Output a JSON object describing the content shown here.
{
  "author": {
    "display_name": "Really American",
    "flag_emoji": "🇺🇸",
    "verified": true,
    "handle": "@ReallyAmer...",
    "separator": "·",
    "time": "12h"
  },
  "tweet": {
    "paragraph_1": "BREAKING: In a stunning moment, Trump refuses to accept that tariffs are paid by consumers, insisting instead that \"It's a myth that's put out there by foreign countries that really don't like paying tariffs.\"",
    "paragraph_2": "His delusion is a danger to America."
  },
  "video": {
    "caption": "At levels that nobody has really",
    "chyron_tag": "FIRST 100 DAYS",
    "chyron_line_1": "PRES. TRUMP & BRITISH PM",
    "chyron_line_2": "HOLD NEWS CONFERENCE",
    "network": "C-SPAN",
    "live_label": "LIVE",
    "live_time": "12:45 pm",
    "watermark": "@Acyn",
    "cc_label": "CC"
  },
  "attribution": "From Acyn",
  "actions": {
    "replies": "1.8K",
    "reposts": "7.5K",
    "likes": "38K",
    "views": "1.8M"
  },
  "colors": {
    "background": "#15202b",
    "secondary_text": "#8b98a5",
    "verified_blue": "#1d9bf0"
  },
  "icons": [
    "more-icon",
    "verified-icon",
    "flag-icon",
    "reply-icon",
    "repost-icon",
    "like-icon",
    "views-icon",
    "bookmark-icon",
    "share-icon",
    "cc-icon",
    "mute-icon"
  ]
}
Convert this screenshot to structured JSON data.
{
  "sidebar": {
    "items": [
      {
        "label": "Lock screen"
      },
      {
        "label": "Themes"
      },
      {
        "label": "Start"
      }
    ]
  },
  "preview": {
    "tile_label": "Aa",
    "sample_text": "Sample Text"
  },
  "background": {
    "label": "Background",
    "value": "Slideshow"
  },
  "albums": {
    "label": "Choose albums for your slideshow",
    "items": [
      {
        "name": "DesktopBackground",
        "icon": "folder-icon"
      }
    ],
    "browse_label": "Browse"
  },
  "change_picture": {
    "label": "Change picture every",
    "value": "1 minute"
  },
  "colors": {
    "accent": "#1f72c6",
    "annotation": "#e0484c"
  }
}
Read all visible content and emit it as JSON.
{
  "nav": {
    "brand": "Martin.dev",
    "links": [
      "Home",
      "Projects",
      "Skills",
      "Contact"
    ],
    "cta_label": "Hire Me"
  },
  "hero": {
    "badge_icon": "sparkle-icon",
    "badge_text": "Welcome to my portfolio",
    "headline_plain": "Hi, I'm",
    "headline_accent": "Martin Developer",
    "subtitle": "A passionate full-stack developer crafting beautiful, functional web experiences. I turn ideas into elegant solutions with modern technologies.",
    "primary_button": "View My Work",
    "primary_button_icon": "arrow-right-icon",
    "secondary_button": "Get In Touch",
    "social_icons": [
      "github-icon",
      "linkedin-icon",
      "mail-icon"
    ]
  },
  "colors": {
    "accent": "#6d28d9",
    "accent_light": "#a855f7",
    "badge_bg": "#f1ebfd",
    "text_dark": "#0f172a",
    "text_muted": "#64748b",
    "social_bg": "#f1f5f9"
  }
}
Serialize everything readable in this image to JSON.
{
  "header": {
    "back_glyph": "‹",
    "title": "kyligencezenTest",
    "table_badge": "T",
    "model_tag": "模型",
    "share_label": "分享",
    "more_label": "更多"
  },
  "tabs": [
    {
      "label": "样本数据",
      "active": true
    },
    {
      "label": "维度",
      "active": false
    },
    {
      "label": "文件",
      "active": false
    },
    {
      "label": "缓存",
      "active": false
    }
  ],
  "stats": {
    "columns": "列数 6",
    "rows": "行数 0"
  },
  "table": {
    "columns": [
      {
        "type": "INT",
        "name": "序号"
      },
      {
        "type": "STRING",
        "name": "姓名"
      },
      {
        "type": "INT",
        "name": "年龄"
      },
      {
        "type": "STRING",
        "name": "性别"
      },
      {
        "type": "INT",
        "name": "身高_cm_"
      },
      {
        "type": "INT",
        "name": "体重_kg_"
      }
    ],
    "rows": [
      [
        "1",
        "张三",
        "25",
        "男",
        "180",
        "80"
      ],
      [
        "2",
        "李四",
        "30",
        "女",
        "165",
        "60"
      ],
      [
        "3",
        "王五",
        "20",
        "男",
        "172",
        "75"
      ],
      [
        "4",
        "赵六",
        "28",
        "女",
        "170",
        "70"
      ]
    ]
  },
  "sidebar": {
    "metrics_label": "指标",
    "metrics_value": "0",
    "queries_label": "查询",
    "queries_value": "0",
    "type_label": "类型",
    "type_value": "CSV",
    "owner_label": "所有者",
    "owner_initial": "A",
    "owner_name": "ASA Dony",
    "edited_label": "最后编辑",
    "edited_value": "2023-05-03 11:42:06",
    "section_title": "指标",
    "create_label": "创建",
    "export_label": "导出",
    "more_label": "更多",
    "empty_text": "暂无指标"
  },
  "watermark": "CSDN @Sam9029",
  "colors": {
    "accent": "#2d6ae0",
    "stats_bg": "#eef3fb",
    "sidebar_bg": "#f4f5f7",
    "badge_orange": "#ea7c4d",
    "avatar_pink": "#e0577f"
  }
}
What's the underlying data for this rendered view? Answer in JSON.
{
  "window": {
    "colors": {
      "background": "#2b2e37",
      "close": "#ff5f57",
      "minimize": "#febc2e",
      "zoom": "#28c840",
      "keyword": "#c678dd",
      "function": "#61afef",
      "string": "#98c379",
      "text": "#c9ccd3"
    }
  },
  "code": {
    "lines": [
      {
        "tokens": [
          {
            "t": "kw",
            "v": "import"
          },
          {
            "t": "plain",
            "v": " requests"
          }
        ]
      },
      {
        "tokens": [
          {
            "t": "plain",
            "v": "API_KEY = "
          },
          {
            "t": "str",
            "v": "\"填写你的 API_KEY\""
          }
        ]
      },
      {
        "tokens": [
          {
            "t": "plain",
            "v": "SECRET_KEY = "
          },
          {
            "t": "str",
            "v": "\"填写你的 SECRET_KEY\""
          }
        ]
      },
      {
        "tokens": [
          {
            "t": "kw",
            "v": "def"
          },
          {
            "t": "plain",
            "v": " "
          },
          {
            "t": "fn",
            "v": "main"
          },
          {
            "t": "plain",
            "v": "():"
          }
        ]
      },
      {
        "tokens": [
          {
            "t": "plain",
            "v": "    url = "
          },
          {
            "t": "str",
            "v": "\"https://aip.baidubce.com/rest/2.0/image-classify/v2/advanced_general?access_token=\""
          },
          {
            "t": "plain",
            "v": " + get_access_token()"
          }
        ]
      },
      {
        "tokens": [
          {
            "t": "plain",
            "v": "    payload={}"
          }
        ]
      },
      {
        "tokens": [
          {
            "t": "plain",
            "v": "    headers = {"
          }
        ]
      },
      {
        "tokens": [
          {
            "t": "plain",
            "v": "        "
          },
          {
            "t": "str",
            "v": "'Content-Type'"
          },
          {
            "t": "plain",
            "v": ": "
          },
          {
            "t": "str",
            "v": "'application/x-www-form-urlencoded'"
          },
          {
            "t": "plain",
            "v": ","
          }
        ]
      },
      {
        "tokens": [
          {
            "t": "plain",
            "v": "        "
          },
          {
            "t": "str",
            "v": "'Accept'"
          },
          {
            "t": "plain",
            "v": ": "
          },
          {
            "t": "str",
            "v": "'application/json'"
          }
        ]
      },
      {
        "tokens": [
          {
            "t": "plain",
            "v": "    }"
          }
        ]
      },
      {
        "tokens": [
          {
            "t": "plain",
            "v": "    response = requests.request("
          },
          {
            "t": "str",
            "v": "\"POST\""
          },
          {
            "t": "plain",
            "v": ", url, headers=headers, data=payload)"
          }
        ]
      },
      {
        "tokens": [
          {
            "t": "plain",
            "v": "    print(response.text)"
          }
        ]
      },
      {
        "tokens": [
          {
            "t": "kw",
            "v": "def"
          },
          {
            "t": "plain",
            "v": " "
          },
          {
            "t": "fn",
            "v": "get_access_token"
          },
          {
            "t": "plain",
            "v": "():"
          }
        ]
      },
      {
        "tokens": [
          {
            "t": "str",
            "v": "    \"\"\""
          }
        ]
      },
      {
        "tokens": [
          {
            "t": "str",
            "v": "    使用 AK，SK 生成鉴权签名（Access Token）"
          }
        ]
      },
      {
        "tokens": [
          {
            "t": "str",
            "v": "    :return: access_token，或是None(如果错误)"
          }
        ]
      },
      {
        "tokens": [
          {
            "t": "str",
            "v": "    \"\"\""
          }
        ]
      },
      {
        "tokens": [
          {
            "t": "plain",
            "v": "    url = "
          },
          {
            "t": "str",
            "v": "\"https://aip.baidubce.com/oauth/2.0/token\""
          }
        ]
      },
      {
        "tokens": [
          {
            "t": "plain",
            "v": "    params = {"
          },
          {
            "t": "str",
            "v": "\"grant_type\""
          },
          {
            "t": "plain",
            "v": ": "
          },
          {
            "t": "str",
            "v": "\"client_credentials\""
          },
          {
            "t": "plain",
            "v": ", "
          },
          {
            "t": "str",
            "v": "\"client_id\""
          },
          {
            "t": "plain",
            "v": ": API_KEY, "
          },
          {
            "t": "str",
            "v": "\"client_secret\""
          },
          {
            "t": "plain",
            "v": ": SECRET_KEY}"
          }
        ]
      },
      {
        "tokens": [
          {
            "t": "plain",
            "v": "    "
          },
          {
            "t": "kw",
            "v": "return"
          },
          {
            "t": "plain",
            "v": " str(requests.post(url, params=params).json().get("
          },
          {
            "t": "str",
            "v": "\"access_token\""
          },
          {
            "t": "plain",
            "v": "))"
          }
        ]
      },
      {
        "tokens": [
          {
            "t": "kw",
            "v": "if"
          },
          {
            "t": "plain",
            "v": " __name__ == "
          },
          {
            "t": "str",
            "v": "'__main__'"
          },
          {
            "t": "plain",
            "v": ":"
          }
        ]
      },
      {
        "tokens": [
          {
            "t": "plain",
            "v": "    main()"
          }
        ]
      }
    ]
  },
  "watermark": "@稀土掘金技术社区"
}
-=-=-=-=-
■ TASK: Note every line above where the string "this" shows up, and copy those lines.

■ EXERCISE OUTPUT:
Convert this screenshot to structured JSON data.
Serialize everything readable in this image to JSON.
What's the underlying data for this rendered view? Answer in JSON.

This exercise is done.